Nothing in the records may be left out or altered; reproduce them all exactly.

• Data provided
- - -

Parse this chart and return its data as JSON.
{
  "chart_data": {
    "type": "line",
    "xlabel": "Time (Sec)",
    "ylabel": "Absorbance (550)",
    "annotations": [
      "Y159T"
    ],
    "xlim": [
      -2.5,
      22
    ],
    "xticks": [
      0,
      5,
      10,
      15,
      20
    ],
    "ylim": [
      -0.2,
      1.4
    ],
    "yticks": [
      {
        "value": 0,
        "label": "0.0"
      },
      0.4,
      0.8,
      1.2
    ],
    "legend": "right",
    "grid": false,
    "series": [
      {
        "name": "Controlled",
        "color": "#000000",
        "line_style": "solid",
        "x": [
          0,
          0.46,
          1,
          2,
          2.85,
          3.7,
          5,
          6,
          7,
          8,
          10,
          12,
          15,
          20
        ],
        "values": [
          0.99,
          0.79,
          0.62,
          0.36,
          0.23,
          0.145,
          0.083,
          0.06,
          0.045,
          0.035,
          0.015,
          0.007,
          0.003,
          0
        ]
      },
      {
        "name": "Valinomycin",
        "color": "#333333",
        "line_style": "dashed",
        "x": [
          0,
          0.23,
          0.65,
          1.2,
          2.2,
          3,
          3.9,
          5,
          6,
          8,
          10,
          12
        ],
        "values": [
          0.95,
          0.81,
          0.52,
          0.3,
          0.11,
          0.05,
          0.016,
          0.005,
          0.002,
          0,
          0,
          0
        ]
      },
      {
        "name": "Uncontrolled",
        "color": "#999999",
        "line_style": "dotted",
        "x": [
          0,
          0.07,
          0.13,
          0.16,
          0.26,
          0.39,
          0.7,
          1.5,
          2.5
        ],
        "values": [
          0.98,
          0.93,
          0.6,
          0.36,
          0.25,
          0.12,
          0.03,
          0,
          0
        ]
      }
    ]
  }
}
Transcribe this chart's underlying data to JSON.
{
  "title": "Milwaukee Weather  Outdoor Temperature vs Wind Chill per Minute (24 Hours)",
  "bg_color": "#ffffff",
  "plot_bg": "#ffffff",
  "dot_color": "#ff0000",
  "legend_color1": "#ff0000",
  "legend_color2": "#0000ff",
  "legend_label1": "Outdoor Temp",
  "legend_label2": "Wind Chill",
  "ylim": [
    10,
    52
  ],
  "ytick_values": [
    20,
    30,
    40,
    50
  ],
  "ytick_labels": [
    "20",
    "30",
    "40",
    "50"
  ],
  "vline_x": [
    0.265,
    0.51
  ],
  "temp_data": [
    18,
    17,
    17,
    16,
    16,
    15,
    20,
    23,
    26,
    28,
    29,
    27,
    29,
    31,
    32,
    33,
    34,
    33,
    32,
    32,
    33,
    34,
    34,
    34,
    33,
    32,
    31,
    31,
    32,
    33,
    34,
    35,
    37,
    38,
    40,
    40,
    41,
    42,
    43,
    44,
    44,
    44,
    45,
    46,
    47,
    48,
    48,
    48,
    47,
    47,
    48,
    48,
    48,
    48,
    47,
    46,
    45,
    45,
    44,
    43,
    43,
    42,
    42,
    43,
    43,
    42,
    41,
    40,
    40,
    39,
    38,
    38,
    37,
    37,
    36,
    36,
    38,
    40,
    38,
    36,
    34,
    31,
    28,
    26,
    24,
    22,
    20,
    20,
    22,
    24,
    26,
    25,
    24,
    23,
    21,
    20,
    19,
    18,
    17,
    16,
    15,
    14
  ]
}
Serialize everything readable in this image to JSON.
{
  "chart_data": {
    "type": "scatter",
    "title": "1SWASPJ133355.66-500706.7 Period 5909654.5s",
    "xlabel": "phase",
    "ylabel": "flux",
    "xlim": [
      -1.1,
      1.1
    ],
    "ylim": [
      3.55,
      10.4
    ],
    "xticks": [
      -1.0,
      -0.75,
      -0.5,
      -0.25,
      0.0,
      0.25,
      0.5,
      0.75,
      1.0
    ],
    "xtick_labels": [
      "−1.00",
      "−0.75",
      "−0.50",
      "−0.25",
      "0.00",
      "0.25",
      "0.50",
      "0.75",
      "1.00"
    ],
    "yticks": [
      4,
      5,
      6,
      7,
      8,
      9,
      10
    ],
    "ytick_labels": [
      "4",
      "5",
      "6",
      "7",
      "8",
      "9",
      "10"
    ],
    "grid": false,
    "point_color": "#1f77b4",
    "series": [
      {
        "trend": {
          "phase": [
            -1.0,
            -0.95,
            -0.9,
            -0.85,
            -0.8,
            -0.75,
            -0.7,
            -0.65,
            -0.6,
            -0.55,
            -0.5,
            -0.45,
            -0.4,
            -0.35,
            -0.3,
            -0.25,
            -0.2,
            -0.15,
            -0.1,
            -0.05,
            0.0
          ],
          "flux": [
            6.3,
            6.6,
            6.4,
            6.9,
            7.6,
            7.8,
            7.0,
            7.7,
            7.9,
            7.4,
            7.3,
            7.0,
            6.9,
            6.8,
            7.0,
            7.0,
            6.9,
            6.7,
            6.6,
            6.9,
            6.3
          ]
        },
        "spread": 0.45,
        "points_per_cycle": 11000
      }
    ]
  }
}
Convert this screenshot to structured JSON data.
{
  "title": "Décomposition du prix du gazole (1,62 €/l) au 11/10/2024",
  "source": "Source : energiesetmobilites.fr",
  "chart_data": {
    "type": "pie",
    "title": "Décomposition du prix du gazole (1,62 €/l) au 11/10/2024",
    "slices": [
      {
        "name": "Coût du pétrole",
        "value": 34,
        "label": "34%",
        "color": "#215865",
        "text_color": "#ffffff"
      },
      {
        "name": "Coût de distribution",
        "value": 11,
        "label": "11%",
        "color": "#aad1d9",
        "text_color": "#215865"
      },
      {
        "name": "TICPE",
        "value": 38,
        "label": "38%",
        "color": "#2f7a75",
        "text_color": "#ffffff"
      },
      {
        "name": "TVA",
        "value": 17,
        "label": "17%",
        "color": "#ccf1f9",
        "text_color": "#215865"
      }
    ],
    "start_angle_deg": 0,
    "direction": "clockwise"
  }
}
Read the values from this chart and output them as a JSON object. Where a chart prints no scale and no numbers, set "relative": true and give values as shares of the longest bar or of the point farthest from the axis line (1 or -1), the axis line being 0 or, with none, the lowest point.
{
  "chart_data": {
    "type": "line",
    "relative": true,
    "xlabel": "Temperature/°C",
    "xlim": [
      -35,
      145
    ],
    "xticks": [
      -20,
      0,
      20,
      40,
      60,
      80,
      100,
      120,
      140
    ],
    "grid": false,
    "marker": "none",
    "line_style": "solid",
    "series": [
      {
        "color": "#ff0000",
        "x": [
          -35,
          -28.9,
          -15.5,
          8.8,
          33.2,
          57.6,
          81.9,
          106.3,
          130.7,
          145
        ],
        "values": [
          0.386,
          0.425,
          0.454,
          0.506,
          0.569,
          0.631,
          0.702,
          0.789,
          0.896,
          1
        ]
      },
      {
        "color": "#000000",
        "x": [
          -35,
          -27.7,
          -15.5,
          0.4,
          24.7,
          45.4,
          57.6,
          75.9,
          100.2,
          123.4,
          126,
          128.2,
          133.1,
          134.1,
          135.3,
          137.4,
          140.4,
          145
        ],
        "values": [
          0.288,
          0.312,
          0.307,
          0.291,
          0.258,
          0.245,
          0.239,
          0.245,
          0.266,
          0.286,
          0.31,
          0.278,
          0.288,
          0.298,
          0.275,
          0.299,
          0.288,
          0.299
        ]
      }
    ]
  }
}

- - -

• Problem solution
Parse this chart and return its data as JSON.
{
  "chart_data": {
    "type": "line",
    "xlabel": "Time (Sec)",
    "ylabel": "Absorbance (550)",
    "annotations": [
      "Y159T"
    ],
    "xlim": [
      -2.5,
      22
    ],
    "xticks": [
      0,
      5,
      10,
      15,
      20
    ],
    "ylim": [
      -0.2,
      1.4
    ],
    "yticks": [
      {
        "value": 0,
        "label": "0.0"
      },
      0.4,
      0.8,
      1.2
    ],
    "legend": "right",
    "grid": false,
    "series": [
      {
        "name": "Controlled",
        "color": "#000000",
        "line_style": "solid",
        "x": [
          0,
          0.46,
          1,
          2,
          2.85,
          3.7,
          5,
          6,
          7,
          8,
          10,
          12,
          15,
          20
        ],
        "values": [
          0.99,
          0.79,
          0.62,
          0.36,
          0.23,
          0.145,
          0.083,
          0.06,
          0.045,
          0.035,
          0.015,
          0.007,
          0.003,
          0
        ]
      },
      {
        "name": "Valinomycin",
        "color": "#333333",
        "line_style": "dashed",
        "x": [
          0,
          0.23,
          0.65,
          1.2,
          2.2,
          3,
          3.9,
          5,
          6,
          8,
          10,
          12
        ],
        "values": [
          0.95,
          0.81,
          0.52,
          0.3,
          0.11,
          0.05,
          0.016,
          0.005,
          0.002,
          0,
          0,
          0
        ]
      },
      {
        "name": "Uncontrolled",
        "color": "#999999",
        "line_style": "dotted",
        "x": [
          0,
          0.07,
          0.13,
          0.16,
          0.26,
          0.39,
          0.7,
          1.5,
          2.5
        ],
        "values": [
          0.98,
          0.93,
          0.6,
          0.36,
          0.25,
          0.12,
          0.03,
          0,
          0
        ]
      }
    ]
  }
}
Transcribe this chart's underlying data to JSON.
{
  "title": "Milwaukee Weather  Outdoor Temperature vs Wind Chill per Minute (24 Hours)",
  "bg_color": "#ffffff",
  "plot_bg": "#ffffff",
  "dot_color": "#ff0000",
  "legend_color1": "#ff0000",
  "legend_color2": "#0000ff",
  "legend_label1": "Outdoor Temp",
  "legend_label2": "Wind Chill",
  "ylim": [
    10,
    52
  ],
  "ytick_values": [
    20,
    30,
    40,
    50
  ],
  "ytick_labels": [
    "20",
    "30",
    "40",
    "50"
  ],
  "vline_x": [
    0.265,
    0.51
  ],
  "temp_data": [
    18,
    17,
    17,
    16,
    16,
    15,
    20,
    23,
    26,
    28,
    29,
    27,
    29,
    31,
    32,
    33,
    34,
    33,
    32,
    32,
    33,
    34,
    34,
    34,
    33,
    32,
    31,
    31,
    32,
    33,
    34,
    35,
    37,
    38,
    40,
    40,
    41,
    42,
    43,
    44,
    44,
    44,
    45,
    46,
    47,
    48,
    48,
    48,
    47,
    47,
    48,
    48,
    48,
    48,
    47,
    46,
    45,
    45,
    44,
    43,
    43,
    42,
    42,
    43,
    43,
    42,
    41,
    40,
    40,
    39,
    38,
    38,
    37,
    37,
    36,
    36,
    38,
    40,
    38,
    36,
    34,
    31,
    28,
    26,
    24,
    22,
    20,
    20,
    22,
    24,
    26,
    25,
    24,
    23,
    21,
    20,
    19,
    18,
    17,
    16,
    15,
    14
  ]
}
Serialize everything readable in this image to JSON.
{
  "chart_data": {
    "type": "scatter",
    "title": "1SWASPJ133355.66-500706.7 Period 5909654.5s",
    "xlabel": "phase",
    "ylabel": "flux",
    "xlim": [
      -1.1,
      1.1
    ],
    "ylim": [
      3.55,
      10.4
    ],
    "xticks": [
      -1.0,
      -0.75,
      -0.5,
      -0.25,
      0.0,
      0.25,
      0.5,
      0.75,
      1.0
    ],
    "xtick_labels": [
      "−1.00",
      "−0.75",
      "−0.50",
      "−0.25",
      "0.00",
      "0.25",
      "0.50",
      "0.75",
      "1.00"
    ],
    "yticks": [
      4,
      5,
      6,
      7,
      8,
      9,
      10
    ],
    "ytick_labels": [
      "4",
      "5",
      "6",
      "7",
      "8",
      "9",
      "10"
    ],
    "grid": false,
    "point_color": "#1f77b4",
    "series": [
      {
        "trend": {
          "phase": [
            -1.0,
            -0.95,
            -0.9,
            -0.85,
            -0.8,
            -0.75,
            -0.7,
            -0.65,
            -0.6,
            -0.55,
            -0.5,
            -0.45,
            -0.4,
            -0.35,
            -0.3,
            -0.25,
            -0.2,
            -0.15,
            -0.1,
            -0.05,
            0.0
          ],
          "flux": [
            6.3,
            6.6,
            6.4,
            6.9,
            7.6,
            7.8,
            7.0,
            7.7,
            7.9,
            7.4,
            7.3,
            7.0,
            6.9,
            6.8,
            7.0,
            7.0,
            6.9,
            6.7,
            6.6,
            6.9,
            6.3
          ]
        },
        "spread": 0.45,
        "points_per_cycle": 11000
      }
    ]
  }
}
Convert this screenshot to structured JSON data.
{
  "title": "Décomposition du prix du gazole (1,62 €/l) au 11/10/2024",
  "source": "Source : energiesetmobilites.fr",
  "chart_data": {
    "type": "pie",
    "title": "Décomposition du prix du gazole (1,62 €/l) au 11/10/2024",
    "slices": [
      {
        "name": "Coût du pétrole",
        "value": 34,
        "label": "34%",
        "color": "#215865",
        "text_color": "#ffffff"
      },
      {
        "name": "Coût de distribution",
        "value": 11,
        "label": "11%",
        "color": "#aad1d9",
        "text_color": "#215865"
      },
      {
        "name": "TICPE",
        "value": 38,
        "label": "38%",
        "color": "#2f7a75",
        "text_color": "#ffffff"
      },
      {
        "name": "TVA",
        "value": 17,
        "label": "17%",
        "color": "#ccf1f9",
        "text_color": "#215865"
      }
    ],
    "start_angle_deg": 0,
    "direction": "clockwise"
  }
}
Read the values from this chart and output them as a JSON object. Where a chart prints no scale and no numbers, set "relative": true and give values as shares of the longest bar or of the point farthest from the axis line (1 or -1), the axis line being 0 or, with none, the lowest point.
{
  "chart_data": {
    "type": "line",
    "relative": true,
    "xlabel": "Temperature/°C",
    "xlim": [
      -35,
      145
    ],
    "xticks": [
      -20,
      0,
      20,
      40,
      60,
      80,
      100,
      120,
      140
    ],
    "grid": false,
    "marker": "none",
    "line_style": "solid",
    "series": [
      {
        "color": "#ff0000",
        "x": [
          -35,
          -28.9,
          -15.5,
          8.8,
          33.2,
          57.6,
          81.9,
          106.3,
          130.7,
          145
        ],
        "values": [
          0.386,
          0.425,
          0.454,
          0.506,
          0.569,
          0.631,
          0.702,
          0.789,
          0.896,
          1
        ]
      },
      {
        "color": "#000000",
        "x": [
          -35,
          -27.7,
          -15.5,
          0.4,
          24.7,
          45.4,
          57.6,
          75.9,
          100.2,
          123.4,
          126,
          128.2,
          133.1,
          134.1,
          135.3,
          137.4,
          140.4,
          145
        ],
        "values": [
          0.288,
          0.312,
          0.307,
          0.291,
          0.258,
          0.245,
          0.239,
          0.245,
          0.266,
          0.286,
          0.31,
          0.278,
          0.288,
          0.298,
          0.275,
          0.299,
          0.288,
          0.299
        ]
      }
    ]
  }
}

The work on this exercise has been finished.